> Task directions:
Word for word, transcribe the lines below and drop the pictures.

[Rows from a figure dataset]
————

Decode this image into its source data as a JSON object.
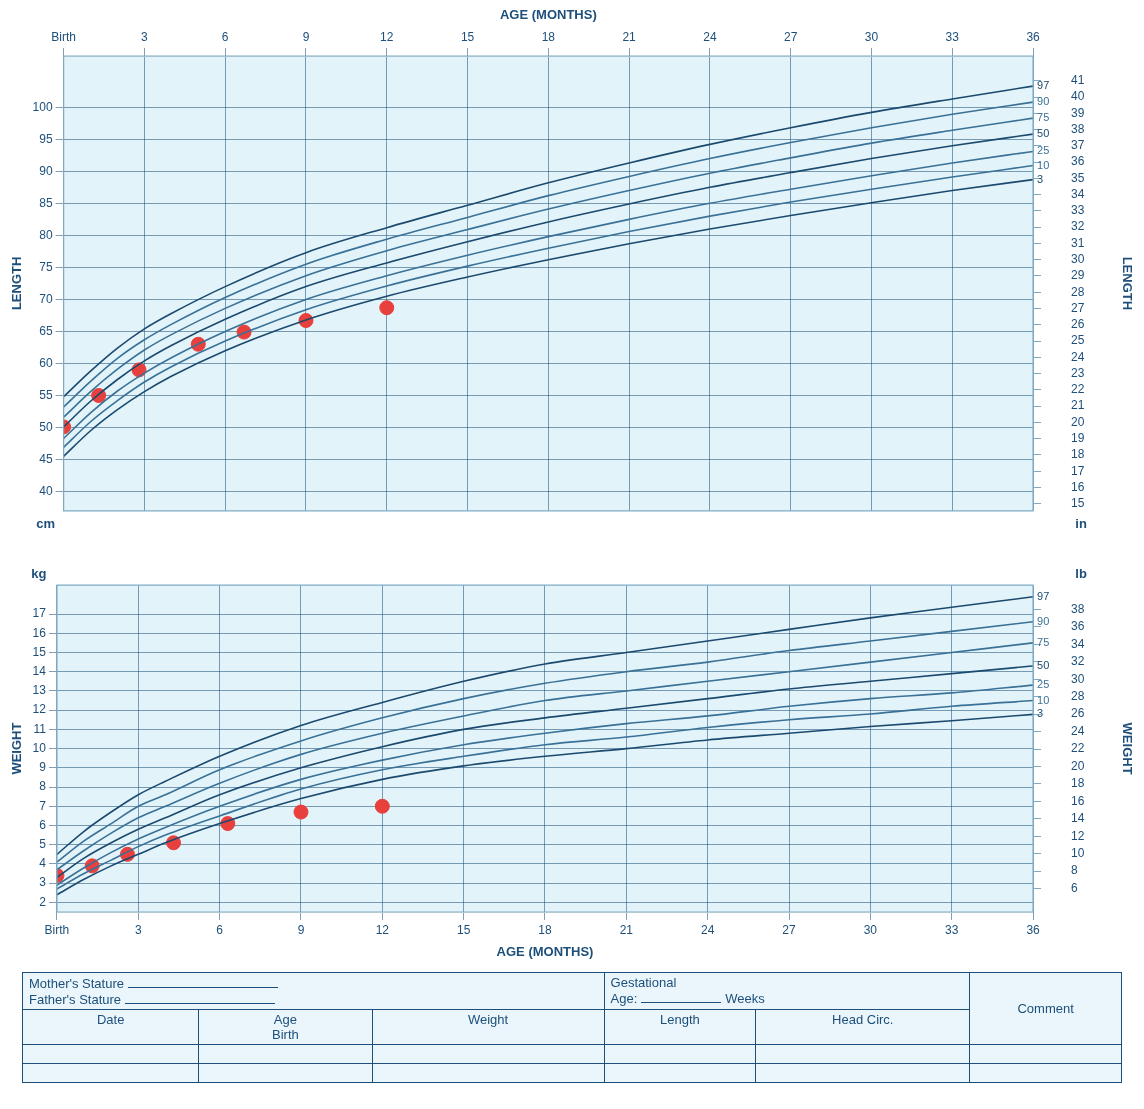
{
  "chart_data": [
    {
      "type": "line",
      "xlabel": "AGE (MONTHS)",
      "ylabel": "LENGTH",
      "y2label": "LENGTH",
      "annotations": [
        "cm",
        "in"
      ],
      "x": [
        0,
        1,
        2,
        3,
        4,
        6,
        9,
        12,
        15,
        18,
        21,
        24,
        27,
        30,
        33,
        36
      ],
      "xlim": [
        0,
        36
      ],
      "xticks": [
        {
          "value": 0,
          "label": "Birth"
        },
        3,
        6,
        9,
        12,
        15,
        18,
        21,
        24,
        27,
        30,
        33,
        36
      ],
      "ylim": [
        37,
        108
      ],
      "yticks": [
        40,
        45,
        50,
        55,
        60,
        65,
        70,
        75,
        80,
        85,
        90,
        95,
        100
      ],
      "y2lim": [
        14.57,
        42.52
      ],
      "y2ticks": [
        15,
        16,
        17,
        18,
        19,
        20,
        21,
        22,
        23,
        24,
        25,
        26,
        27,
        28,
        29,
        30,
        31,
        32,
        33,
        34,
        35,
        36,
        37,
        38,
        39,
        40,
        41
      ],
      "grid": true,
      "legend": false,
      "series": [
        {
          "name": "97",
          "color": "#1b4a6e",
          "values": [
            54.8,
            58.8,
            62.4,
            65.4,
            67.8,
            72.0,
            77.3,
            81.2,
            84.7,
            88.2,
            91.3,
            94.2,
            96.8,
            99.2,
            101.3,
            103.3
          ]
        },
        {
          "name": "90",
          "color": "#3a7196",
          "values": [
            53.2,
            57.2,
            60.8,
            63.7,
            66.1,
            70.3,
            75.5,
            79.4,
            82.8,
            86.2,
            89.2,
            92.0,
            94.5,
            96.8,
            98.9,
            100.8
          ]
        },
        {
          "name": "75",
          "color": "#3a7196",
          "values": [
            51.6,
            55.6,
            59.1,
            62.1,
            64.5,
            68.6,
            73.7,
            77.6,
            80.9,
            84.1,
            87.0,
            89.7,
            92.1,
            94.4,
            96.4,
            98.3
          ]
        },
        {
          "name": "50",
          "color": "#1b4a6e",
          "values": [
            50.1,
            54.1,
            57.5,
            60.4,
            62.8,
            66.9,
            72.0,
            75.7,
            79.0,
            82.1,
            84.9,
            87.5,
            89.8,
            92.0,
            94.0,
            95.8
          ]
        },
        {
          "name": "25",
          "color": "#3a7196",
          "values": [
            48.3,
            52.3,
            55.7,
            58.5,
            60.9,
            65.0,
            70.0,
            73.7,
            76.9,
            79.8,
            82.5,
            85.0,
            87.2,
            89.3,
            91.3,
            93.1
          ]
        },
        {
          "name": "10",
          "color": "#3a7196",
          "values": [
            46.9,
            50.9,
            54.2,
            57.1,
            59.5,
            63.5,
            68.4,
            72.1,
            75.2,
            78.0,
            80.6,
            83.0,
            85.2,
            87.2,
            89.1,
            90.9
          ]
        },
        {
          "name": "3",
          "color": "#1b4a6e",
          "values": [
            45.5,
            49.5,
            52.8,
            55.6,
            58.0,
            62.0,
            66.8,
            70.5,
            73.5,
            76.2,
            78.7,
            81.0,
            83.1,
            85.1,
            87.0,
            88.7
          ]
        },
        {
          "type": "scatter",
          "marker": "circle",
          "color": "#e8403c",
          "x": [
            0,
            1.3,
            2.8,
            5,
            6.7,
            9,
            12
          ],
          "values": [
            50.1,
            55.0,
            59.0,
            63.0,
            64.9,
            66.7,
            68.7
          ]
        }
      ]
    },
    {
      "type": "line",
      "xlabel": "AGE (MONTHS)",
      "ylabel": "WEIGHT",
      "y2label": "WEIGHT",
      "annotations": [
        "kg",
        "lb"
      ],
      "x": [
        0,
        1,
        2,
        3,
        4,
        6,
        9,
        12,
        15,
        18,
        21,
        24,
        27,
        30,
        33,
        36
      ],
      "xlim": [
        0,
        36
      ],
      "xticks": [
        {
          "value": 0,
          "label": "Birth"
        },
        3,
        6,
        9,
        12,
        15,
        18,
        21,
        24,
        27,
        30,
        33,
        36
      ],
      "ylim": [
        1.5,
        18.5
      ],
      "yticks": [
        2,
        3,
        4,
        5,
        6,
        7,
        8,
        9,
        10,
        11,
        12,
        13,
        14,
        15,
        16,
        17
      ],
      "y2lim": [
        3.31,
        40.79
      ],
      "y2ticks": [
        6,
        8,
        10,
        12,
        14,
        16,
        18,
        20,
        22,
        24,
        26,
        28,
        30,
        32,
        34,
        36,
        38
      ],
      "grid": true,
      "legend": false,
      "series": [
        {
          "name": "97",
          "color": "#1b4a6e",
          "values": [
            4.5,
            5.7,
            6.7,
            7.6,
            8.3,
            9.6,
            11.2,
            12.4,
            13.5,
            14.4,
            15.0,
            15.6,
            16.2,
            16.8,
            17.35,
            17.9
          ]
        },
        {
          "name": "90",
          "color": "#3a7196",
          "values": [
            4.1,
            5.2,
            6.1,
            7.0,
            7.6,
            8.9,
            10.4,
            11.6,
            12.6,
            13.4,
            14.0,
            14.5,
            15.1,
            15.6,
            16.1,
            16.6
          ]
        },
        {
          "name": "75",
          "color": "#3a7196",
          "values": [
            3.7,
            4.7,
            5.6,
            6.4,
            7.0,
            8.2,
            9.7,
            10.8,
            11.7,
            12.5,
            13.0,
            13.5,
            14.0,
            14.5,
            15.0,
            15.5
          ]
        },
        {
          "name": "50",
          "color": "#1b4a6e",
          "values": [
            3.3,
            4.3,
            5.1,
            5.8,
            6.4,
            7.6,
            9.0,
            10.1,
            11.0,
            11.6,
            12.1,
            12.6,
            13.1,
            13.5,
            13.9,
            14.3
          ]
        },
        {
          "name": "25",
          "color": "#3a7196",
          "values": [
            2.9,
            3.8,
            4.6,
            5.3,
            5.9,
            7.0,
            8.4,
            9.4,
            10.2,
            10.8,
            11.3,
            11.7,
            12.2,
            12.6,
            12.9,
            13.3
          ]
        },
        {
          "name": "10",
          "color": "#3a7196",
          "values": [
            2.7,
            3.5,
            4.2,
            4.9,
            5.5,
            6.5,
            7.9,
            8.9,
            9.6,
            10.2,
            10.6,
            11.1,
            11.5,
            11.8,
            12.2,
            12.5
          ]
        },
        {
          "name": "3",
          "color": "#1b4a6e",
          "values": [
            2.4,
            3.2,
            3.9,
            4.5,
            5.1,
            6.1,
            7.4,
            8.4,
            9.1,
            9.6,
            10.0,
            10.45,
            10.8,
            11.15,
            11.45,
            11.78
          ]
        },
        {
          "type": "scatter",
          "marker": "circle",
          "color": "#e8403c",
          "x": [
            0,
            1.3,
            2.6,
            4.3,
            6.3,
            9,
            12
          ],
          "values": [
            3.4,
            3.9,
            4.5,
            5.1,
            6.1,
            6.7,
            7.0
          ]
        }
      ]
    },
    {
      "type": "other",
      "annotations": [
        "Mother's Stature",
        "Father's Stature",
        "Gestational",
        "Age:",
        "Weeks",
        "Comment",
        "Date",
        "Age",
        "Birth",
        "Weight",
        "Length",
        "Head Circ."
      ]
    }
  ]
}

————

> Exercise answer:
Decode this image into its source data as a JSON object.
{
  "chart_data": [
    {
      "type": "line",
      "xlabel": "AGE (MONTHS)",
      "ylabel": "LENGTH",
      "y2label": "LENGTH",
      "annotations": [
        "cm",
        "in"
      ],
      "x": [
        0,
        1,
        2,
        3,
        4,
        6,
        9,
        12,
        15,
        18,
        21,
        24,
        27,
        30,
        33,
        36
      ],
      "xlim": [
        0,
        36
      ],
      "xticks": [
        {
          "value": 0,
          "label": "Birth"
        },
        3,
        6,
        9,
        12,
        15,
        18,
        21,
        24,
        27,
        30,
        33,
        36
      ],
      "ylim": [
        37,
        108
      ],
      "yticks": [
        40,
        45,
        50,
        55,
        60,
        65,
        70,
        75,
        80,
        85,
        90,
        95,
        100
      ],
      "y2lim": [
        14.57,
        42.52
      ],
      "y2ticks": [
        15,
        16,
        17,
        18,
        19,
        20,
        21,
        22,
        23,
        24,
        25,
        26,
        27,
        28,
        29,
        30,
        31,
        32,
        33,
        34,
        35,
        36,
        37,
        38,
        39,
        40,
        41
      ],
      "grid": true,
      "legend": false,
      "series": [
        {
          "name": "97",
          "color": "#1b4a6e",
          "values": [
            54.8,
            58.8,
            62.4,
            65.4,
            67.8,
            72.0,
            77.3,
            81.2,
            84.7,
            88.2,
            91.3,
            94.2,
            96.8,
            99.2,
            101.3,
            103.3
          ]
        },
        {
          "name": "90",
          "color": "#3a7196",
          "values": [
            53.2,
            57.2,
            60.8,
            63.7,
            66.1,
            70.3,
            75.5,
            79.4,
            82.8,
            86.2,
            89.2,
            92.0,
            94.5,
            96.8,
            98.9,
            100.8
          ]
        },
        {
          "name": "75",
          "color": "#3a7196",
          "values": [
            51.6,
            55.6,
            59.1,
            62.1,
            64.5,
            68.6,
            73.7,
            77.6,
            80.9,
            84.1,
            87.0,
            89.7,
            92.1,
            94.4,
            96.4,
            98.3
          ]
        },
        {
          "name": "50",
          "color": "#1b4a6e",
          "values": [
            50.1,
            54.1,
            57.5,
            60.4,
            62.8,
            66.9,
            72.0,
            75.7,
            79.0,
            82.1,
            84.9,
            87.5,
            89.8,
            92.0,
            94.0,
            95.8
          ]
        },
        {
          "name": "25",
          "color": "#3a7196",
          "values": [
            48.3,
            52.3,
            55.7,
            58.5,
            60.9,
            65.0,
            70.0,
            73.7,
            76.9,
            79.8,
            82.5,
            85.0,
            87.2,
            89.3,
            91.3,
            93.1
          ]
        },
        {
          "name": "10",
          "color": "#3a7196",
          "values": [
            46.9,
            50.9,
            54.2,
            57.1,
            59.5,
            63.5,
            68.4,
            72.1,
            75.2,
            78.0,
            80.6,
            83.0,
            85.2,
            87.2,
            89.1,
            90.9
          ]
        },
        {
          "name": "3",
          "color": "#1b4a6e",
          "values": [
            45.5,
            49.5,
            52.8,
            55.6,
            58.0,
            62.0,
            66.8,
            70.5,
            73.5,
            76.2,
            78.7,
            81.0,
            83.1,
            85.1,
            87.0,
            88.7
          ]
        },
        {
          "type": "scatter",
          "marker": "circle",
          "color": "#e8403c",
          "x": [
            0,
            1.3,
            2.8,
            5,
            6.7,
            9,
            12
          ],
          "values": [
            50.1,
            55.0,
            59.0,
            63.0,
            64.9,
            66.7,
            68.7
          ]
        }
      ]
    },
    {
      "type": "line",
      "xlabel": "AGE (MONTHS)",
      "ylabel": "WEIGHT",
      "y2label": "WEIGHT",
      "annotations": [
        "kg",
        "lb"
      ],
      "x": [
        0,
        1,
        2,
        3,
        4,
        6,
        9,
        12,
        15,
        18,
        21,
        24,
        27,
        30,
        33,
        36
      ],
      "xlim": [
        0,
        36
      ],
      "xticks": [
        {
          "value": 0,
          "label": "Birth"
        },
        3,
        6,
        9,
        12,
        15,
        18,
        21,
        24,
        27,
        30,
        33,
        36
      ],
      "ylim": [
        1.5,
        18.5
      ],
      "yticks": [
        2,
        3,
        4,
        5,
        6,
        7,
        8,
        9,
        10,
        11,
        12,
        13,
        14,
        15,
        16,
        17
      ],
      "y2lim": [
        3.31,
        40.79
      ],
      "y2ticks": [
        6,
        8,
        10,
        12,
        14,
        16,
        18,
        20,
        22,
        24,
        26,
        28,
        30,
        32,
        34,
        36,
        38
      ],
      "grid": true,
      "legend": false,
      "series": [
        {
          "name": "97",
          "color": "#1b4a6e",
          "values": [
            4.5,
            5.7,
            6.7,
            7.6,
            8.3,
            9.6,
            11.2,
            12.4,
            13.5,
            14.4,
            15.0,
            15.6,
            16.2,
            16.8,
            17.35,
            17.9
          ]
        },
        {
          "name": "90",
          "color": "#3a7196",
          "values": [
            4.1,
            5.2,
            6.1,
            7.0,
            7.6,
            8.9,
            10.4,
            11.6,
            12.6,
            13.4,
            14.0,
            14.5,
            15.1,
            15.6,
            16.1,
            16.6
          ]
        },
        {
          "name": "75",
          "color": "#3a7196",
          "values": [
            3.7,
            4.7,
            5.6,
            6.4,
            7.0,
            8.2,
            9.7,
            10.8,
            11.7,
            12.5,
            13.0,
            13.5,
            14.0,
            14.5,
            15.0,
            15.5
          ]
        },
        {
          "name": "50",
          "color": "#1b4a6e",
          "values": [
            3.3,
            4.3,
            5.1,
            5.8,
            6.4,
            7.6,
            9.0,
            10.1,
            11.0,
            11.6,
            12.1,
            12.6,
            13.1,
            13.5,
            13.9,
            14.3
          ]
        },
        {
          "name": "25",
          "color": "#3a7196",
          "values": [
            2.9,
            3.8,
            4.6,
            5.3,
            5.9,
            7.0,
            8.4,
            9.4,
            10.2,
            10.8,
            11.3,
            11.7,
            12.2,
            12.6,
            12.9,
            13.3
          ]
        },
        {
          "name": "10",
          "color": "#3a7196",
          "values": [
            2.7,
            3.5,
            4.2,
            4.9,
            5.5,
            6.5,
            7.9,
            8.9,
            9.6,
            10.2,
            10.6,
            11.1,
            11.5,
            11.8,
            12.2,
            12.5
          ]
        },
        {
          "name": "3",
          "color": "#1b4a6e",
          "values": [
            2.4,
            3.2,
            3.9,
            4.5,
            5.1,
            6.1,
            7.4,
            8.4,
            9.1,
            9.6,
            10.0,
            10.45,
            10.8,
            11.15,
            11.45,
            11.78
          ]
        },
        {
          "type": "scatter",
          "marker": "circle",
          "color": "#e8403c",
          "x": [
            0,
            1.3,
            2.6,
            4.3,
            6.3,
            9,
            12
          ],
          "values": [
            3.4,
            3.9,
            4.5,
            5.1,
            6.1,
            6.7,
            7.0
          ]
        }
      ]
    },
    {
      "type": "other",
      "annotations": [
        "Mother's Stature",
        "Father's Stature",
        "Gestational",
        "Age:",
        "Weeks",
        "Comment",
        "Date",
        "Age",
        "Birth",
        "Weight",
        "Length",
        "Head Circ."
      ]
    }
  ]
}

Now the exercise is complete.